Work instructions: Copy all of the rows below character for character, and leave out the pictures.

Material for this task:
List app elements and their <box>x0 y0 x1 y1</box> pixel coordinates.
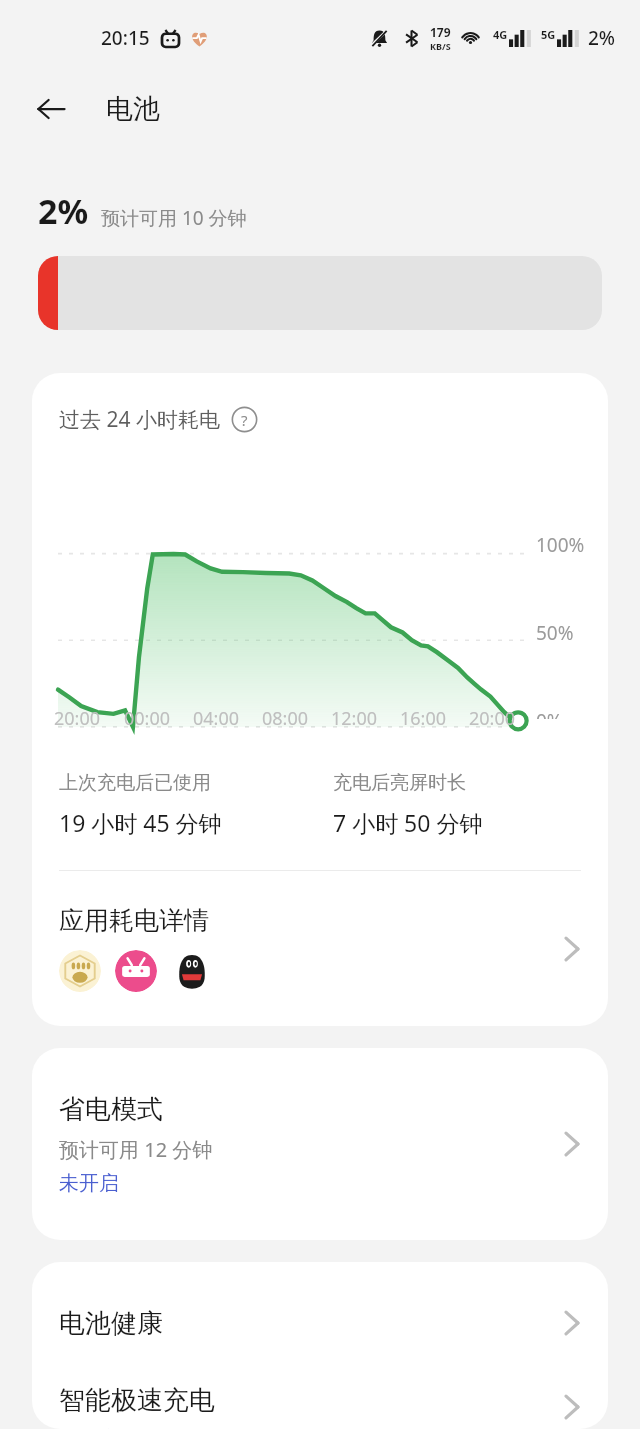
staticText: 04:00 <box>193 706 262 731</box>
button[interactable]: 省电模式 <box>32 1048 608 1240</box>
staticText: 未开启 <box>59 1171 119 1196</box>
staticText: ? <box>241 410 248 430</box>
staticText: 电池健康 <box>59 1307 163 1340</box>
staticText: 过去 24 小时耗电 <box>59 405 220 434</box>
staticText: 4G <box>493 27 508 42</box>
staticText: 预计可用 10 分钟 <box>101 205 247 231</box>
staticText: 2% <box>588 25 616 51</box>
staticText: 20:00 <box>54 706 124 731</box>
staticText: 20:00 <box>469 706 538 731</box>
staticText: KB/S <box>430 40 451 52</box>
button[interactable]: Back <box>26 84 76 134</box>
staticText: 12:00 <box>331 706 400 731</box>
button[interactable]: 应用耗电详情 <box>32 871 608 1026</box>
button[interactable]: Help <box>231 406 258 433</box>
staticText: 电池 <box>106 92 160 126</box>
staticText: 50% <box>536 620 574 646</box>
staticText: 2% <box>38 188 89 234</box>
staticText: 19 小时 45 分钟 <box>59 807 222 838</box>
staticText: 00:00 <box>124 706 193 731</box>
staticText: 智能极速充电 <box>59 1384 215 1417</box>
staticText: 7 小时 50 分钟 <box>333 807 483 838</box>
staticText: 100% <box>536 532 585 558</box>
staticText: 上次充电后已使用 <box>59 771 211 795</box>
staticText: 16:00 <box>400 706 469 731</box>
staticText: 充电后亮屏时长 <box>333 771 466 795</box>
staticText: 预计可用 12 分钟 <box>59 1136 213 1163</box>
staticText: 179 <box>430 24 451 40</box>
staticText: 20:15 <box>101 25 150 51</box>
button[interactable]: 电池健康 <box>32 1262 608 1384</box>
button[interactable]: 智能极速充电 <box>32 1384 608 1429</box>
staticText: 应用耗电详情 <box>59 905 209 936</box>
staticText: 0% <box>536 708 563 719</box>
staticText: 5G <box>541 27 556 42</box>
staticText: 省电模式 <box>59 1093 163 1126</box>
staticText: 08:00 <box>262 706 331 731</box>
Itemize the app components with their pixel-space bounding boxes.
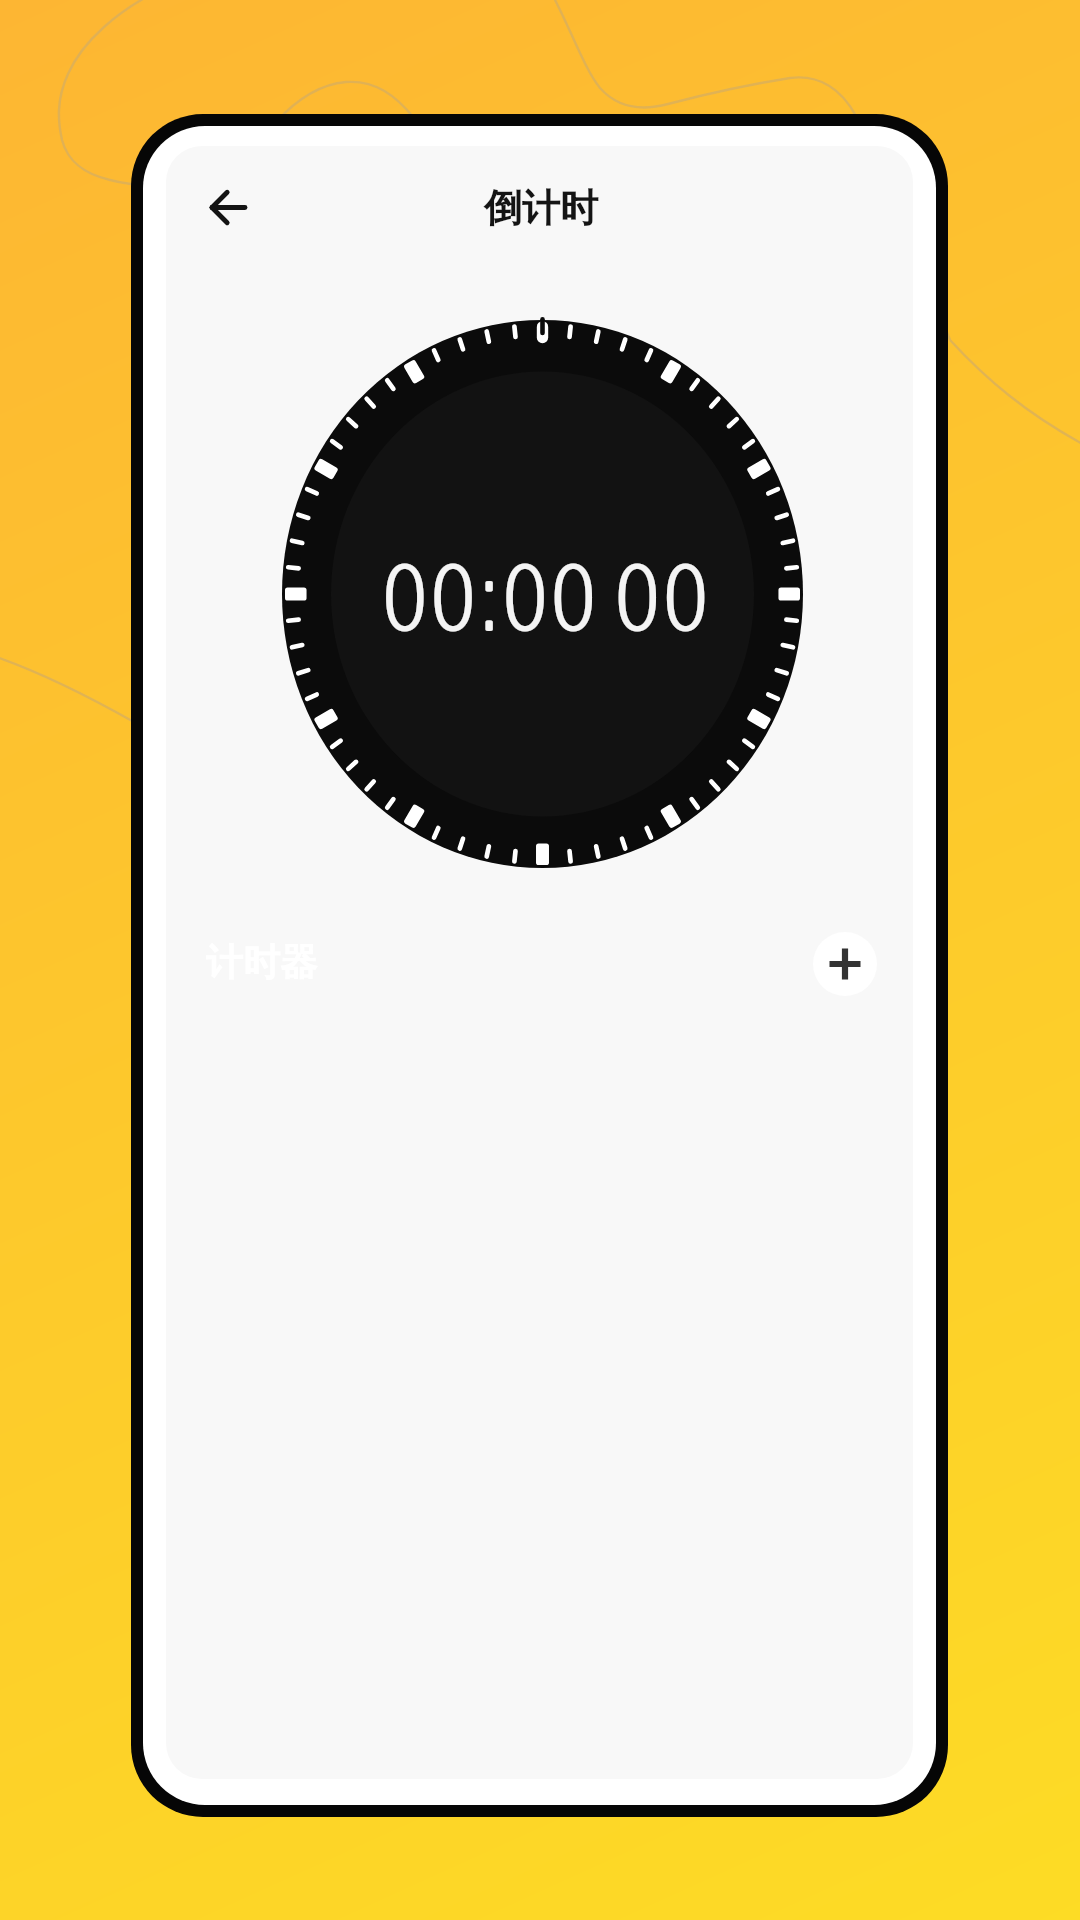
staticText: 00:00 00 xyxy=(382,540,711,651)
staticText: 计时器 xyxy=(206,939,317,986)
button[interactable]: Add timer xyxy=(813,932,877,996)
staticText: 倒计时 xyxy=(484,184,598,232)
button[interactable]: Back xyxy=(200,179,256,235)
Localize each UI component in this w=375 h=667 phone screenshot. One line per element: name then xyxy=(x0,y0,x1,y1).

Task output:
List app elements and their <box>x0 y0 x1 y1</box> pixel coordinates.
staticText: 04:00 <box>193 706 262 731</box>
button[interactable]: 省电模式 <box>32 1048 608 1240</box>
staticText: 未开启 <box>59 1171 119 1196</box>
staticText: ? <box>241 410 248 430</box>
staticText: 电池健康 <box>59 1307 163 1340</box>
staticText: 过去 24 小时耗电 <box>59 405 220 434</box>
staticText: 4G <box>493 27 508 42</box>
staticText: 预计可用 10 分钟 <box>101 205 247 231</box>
staticText: 2% <box>588 25 616 51</box>
staticText: 20:00 <box>54 706 124 731</box>
staticText: 20:00 <box>469 706 538 731</box>
staticText: KB/S <box>430 40 451 52</box>
button[interactable]: Back <box>26 84 76 134</box>
staticText: 12:00 <box>331 706 400 731</box>
button[interactable]: 应用耗电详情 <box>32 871 608 1026</box>
button[interactable]: Help <box>231 406 258 433</box>
staticText: 电池 <box>106 92 160 126</box>
staticText: 50% <box>536 620 574 646</box>
staticText: 2% <box>38 188 89 234</box>
staticText: 19 小时 45 分钟 <box>59 807 222 838</box>
staticText: 00:00 <box>124 706 193 731</box>
staticText: 智能极速充电 <box>59 1384 215 1417</box>
staticText: 7 小时 50 分钟 <box>333 807 483 838</box>
staticText: 100% <box>536 532 585 558</box>
staticText: 上次充电后已使用 <box>59 771 211 795</box>
staticText: 16:00 <box>400 706 469 731</box>
staticText: 充电后亮屏时长 <box>333 771 466 795</box>
staticText: 预计可用 12 分钟 <box>59 1136 213 1163</box>
staticText: 179 <box>430 24 451 40</box>
staticText: 20:15 <box>101 25 150 51</box>
button[interactable]: 电池健康 <box>32 1262 608 1384</box>
button[interactable]: 智能极速充电 <box>32 1384 608 1429</box>
staticText: 应用耗电详情 <box>59 905 209 936</box>
staticText: 0% <box>536 708 563 719</box>
staticText: 5G <box>541 27 556 42</box>
staticText: 省电模式 <box>59 1093 163 1126</box>
staticText: 08:00 <box>262 706 331 731</box>
Itemize the app components with their pixel-space bounding boxes.
staticText: 00:00 00 xyxy=(382,540,711,651)
staticText: 计时器 xyxy=(206,939,317,986)
button[interactable]: Add timer xyxy=(813,932,877,996)
staticText: 倒计时 xyxy=(484,184,598,232)
button[interactable]: Back xyxy=(200,179,256,235)
Localize each UI component in this w=375 h=667 phone screenshot. One line per element: name then xyxy=(x0,y0,x1,y1).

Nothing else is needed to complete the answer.